What is needed :: Pull each line holding "Meeting" out of the entries below.

• • • • •

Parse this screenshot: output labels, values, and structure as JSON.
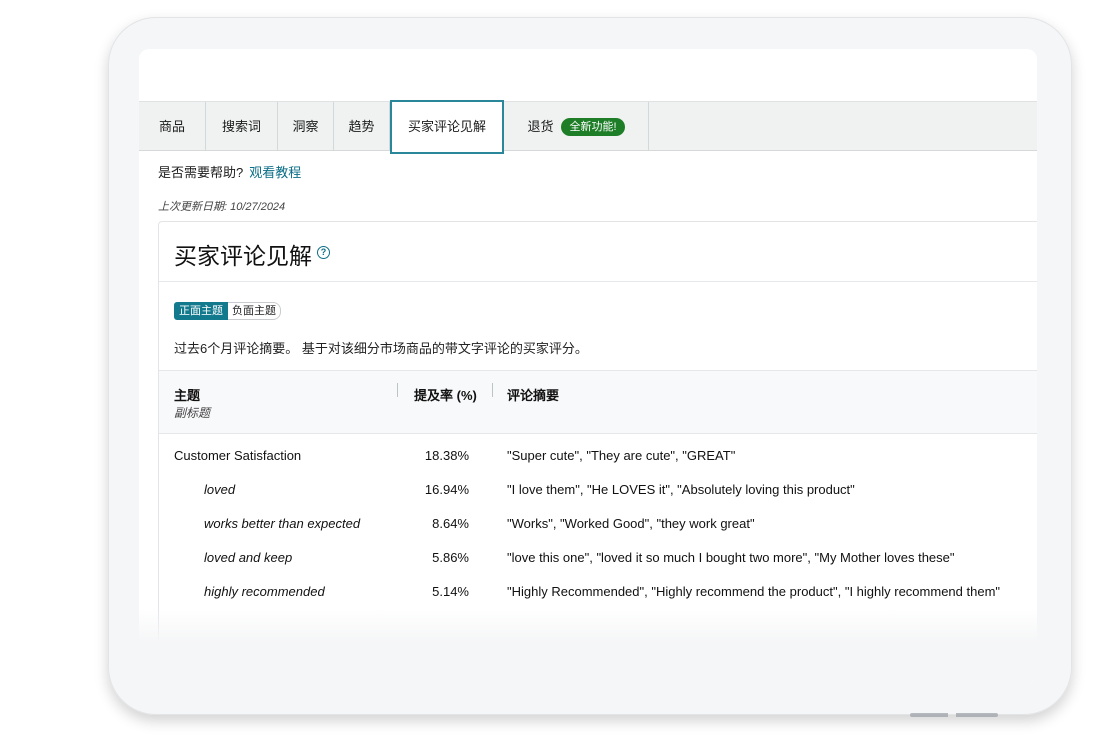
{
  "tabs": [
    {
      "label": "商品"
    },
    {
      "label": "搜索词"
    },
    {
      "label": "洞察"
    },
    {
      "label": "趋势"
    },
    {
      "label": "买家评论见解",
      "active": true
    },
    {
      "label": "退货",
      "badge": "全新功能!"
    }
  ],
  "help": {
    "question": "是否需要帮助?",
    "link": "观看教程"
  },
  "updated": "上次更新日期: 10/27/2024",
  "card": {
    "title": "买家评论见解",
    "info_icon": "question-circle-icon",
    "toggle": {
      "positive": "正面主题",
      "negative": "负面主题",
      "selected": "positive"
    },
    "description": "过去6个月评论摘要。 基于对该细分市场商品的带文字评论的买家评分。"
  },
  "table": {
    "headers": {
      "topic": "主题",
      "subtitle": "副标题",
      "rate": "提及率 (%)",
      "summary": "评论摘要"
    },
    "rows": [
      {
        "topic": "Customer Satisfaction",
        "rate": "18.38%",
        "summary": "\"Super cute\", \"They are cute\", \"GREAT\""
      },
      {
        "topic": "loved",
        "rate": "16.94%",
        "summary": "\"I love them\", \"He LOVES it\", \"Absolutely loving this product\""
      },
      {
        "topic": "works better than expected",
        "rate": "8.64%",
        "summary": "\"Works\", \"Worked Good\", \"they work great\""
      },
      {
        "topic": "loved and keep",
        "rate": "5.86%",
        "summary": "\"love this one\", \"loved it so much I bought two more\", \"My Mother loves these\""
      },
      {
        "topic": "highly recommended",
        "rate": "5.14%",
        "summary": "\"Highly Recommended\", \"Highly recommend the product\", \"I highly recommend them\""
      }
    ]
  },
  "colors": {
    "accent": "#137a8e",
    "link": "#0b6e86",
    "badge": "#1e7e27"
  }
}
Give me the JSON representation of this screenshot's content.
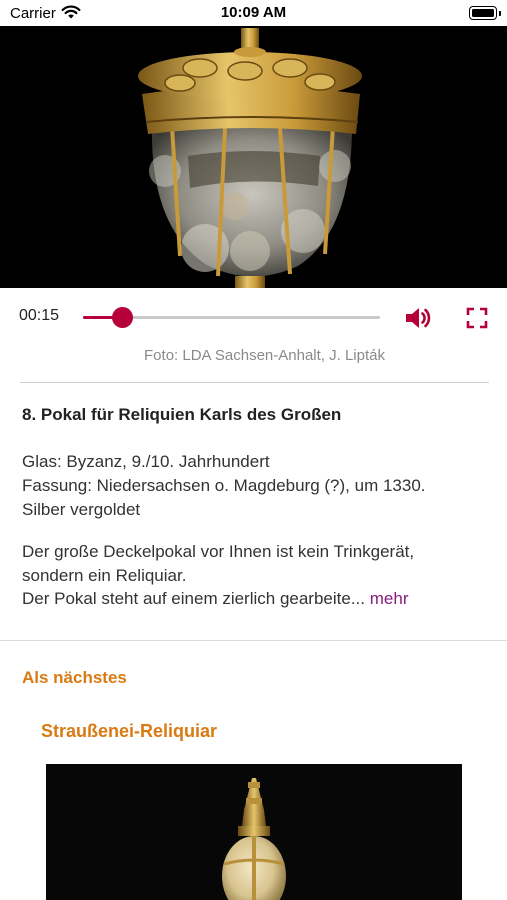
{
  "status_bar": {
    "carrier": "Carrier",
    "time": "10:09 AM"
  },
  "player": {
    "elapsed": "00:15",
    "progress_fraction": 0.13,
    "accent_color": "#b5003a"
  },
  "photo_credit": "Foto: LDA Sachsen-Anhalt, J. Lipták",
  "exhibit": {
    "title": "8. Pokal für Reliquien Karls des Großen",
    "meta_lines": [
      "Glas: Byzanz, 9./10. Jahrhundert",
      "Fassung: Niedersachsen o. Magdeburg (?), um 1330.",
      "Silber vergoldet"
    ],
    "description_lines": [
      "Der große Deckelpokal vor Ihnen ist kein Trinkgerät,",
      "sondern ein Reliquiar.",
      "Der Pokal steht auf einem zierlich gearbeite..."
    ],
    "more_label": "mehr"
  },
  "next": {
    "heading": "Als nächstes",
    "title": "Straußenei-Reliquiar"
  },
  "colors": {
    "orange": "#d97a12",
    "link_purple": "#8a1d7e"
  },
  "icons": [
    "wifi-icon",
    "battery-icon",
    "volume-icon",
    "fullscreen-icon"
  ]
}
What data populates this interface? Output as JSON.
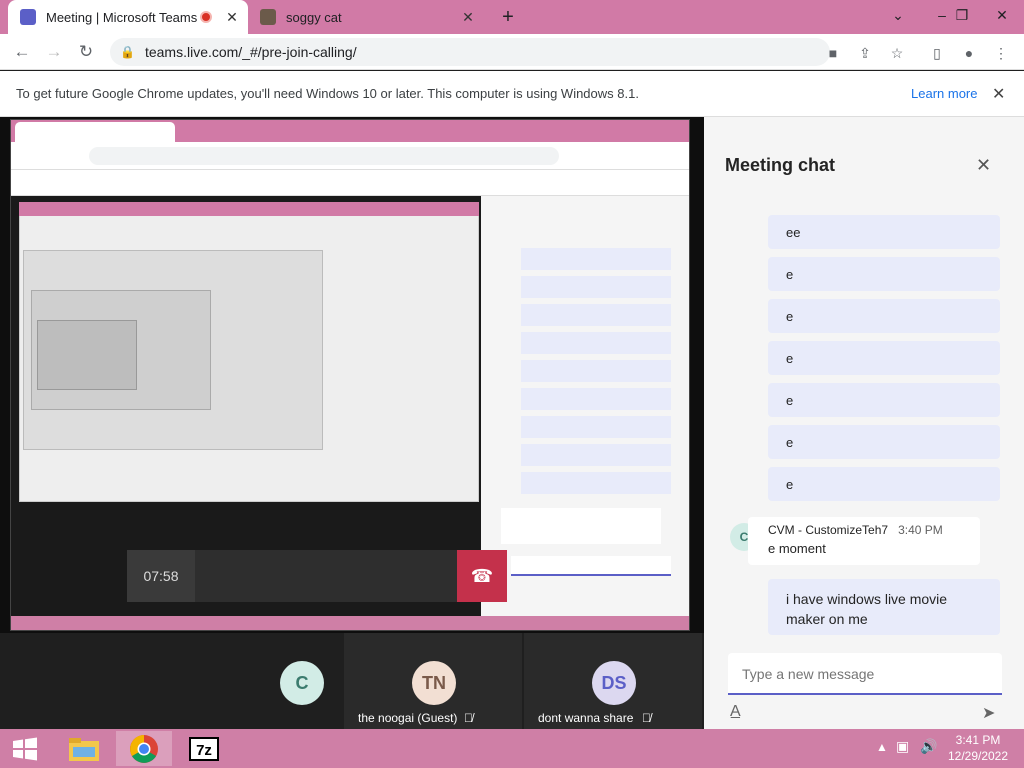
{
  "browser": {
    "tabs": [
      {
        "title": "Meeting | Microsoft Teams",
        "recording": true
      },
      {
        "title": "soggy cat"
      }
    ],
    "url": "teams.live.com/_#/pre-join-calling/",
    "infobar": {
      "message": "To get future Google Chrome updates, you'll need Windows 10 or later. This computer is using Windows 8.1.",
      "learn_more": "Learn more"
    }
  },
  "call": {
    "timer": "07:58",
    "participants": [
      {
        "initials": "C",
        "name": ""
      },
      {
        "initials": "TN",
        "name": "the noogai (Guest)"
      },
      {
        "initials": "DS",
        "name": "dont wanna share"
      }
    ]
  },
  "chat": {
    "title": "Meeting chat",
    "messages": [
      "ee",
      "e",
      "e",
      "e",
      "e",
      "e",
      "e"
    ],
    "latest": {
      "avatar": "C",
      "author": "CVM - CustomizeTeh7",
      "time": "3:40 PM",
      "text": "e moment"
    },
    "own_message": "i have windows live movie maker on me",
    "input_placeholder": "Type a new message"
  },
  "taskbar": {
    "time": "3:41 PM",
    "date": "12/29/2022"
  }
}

• • • • •

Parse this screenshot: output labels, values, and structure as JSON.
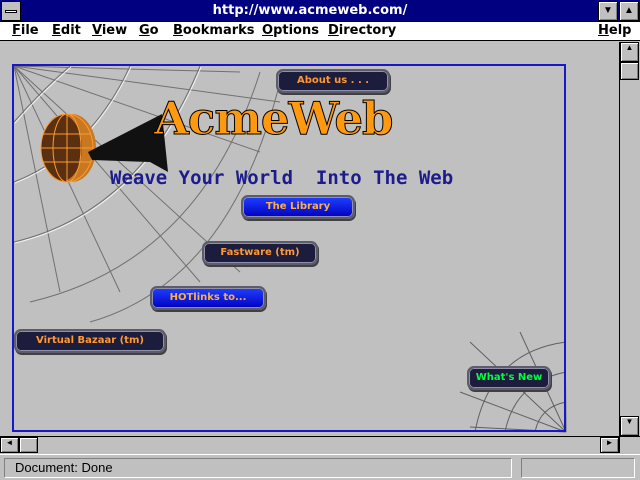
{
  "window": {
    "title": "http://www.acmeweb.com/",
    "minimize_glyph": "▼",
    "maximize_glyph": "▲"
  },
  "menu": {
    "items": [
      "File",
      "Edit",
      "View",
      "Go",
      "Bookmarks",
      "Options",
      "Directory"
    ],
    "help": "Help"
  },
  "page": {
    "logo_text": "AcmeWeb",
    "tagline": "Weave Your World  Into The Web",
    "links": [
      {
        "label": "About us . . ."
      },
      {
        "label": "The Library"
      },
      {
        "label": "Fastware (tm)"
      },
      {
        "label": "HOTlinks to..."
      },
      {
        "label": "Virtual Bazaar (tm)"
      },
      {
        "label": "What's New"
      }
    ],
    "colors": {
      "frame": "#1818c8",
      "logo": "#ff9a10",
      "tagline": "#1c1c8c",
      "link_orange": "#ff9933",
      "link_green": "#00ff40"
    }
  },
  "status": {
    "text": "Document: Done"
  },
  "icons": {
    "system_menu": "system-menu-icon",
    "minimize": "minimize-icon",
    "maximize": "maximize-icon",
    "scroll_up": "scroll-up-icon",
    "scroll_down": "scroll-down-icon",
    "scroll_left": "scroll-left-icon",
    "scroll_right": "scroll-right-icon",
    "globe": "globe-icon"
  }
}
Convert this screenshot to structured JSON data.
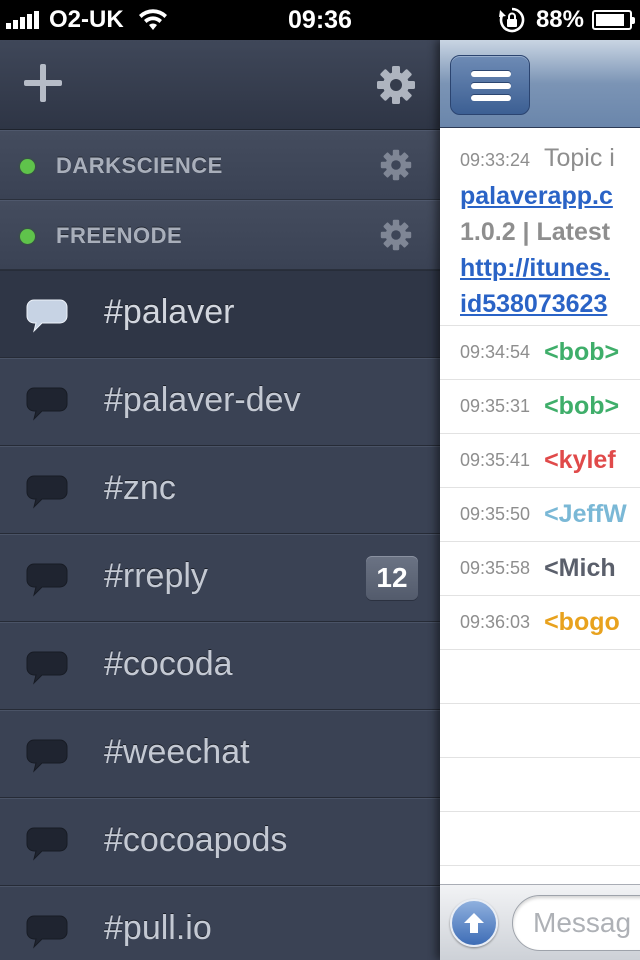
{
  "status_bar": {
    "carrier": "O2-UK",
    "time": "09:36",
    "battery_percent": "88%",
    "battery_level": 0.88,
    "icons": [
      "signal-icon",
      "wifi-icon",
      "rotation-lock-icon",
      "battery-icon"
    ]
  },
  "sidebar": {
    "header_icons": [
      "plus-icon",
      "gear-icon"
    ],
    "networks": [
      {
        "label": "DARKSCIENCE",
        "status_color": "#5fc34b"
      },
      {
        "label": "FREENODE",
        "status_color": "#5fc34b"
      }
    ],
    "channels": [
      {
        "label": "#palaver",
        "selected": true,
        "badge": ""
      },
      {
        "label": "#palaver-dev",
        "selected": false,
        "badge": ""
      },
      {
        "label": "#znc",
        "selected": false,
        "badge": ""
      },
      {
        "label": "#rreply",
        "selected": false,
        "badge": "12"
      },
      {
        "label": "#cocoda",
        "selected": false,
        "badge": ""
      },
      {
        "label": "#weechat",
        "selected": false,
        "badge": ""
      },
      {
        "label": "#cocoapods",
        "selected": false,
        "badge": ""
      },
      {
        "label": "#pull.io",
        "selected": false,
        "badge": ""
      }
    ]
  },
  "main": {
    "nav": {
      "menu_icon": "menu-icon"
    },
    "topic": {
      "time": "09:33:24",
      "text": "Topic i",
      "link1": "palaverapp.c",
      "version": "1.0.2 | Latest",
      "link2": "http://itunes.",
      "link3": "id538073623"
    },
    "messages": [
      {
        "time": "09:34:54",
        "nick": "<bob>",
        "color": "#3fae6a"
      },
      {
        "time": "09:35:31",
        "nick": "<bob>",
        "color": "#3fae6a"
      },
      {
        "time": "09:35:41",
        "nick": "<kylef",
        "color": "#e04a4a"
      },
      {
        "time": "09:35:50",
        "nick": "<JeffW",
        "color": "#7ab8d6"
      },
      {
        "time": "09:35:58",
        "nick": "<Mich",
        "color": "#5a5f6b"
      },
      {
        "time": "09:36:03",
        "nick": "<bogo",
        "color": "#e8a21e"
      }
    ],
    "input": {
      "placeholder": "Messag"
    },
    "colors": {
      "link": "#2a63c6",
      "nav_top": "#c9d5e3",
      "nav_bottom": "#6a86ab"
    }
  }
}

• • • • •

Final answer ::
        "title": "Meeting | Microsoft Teams",
    "title": "Meeting chat",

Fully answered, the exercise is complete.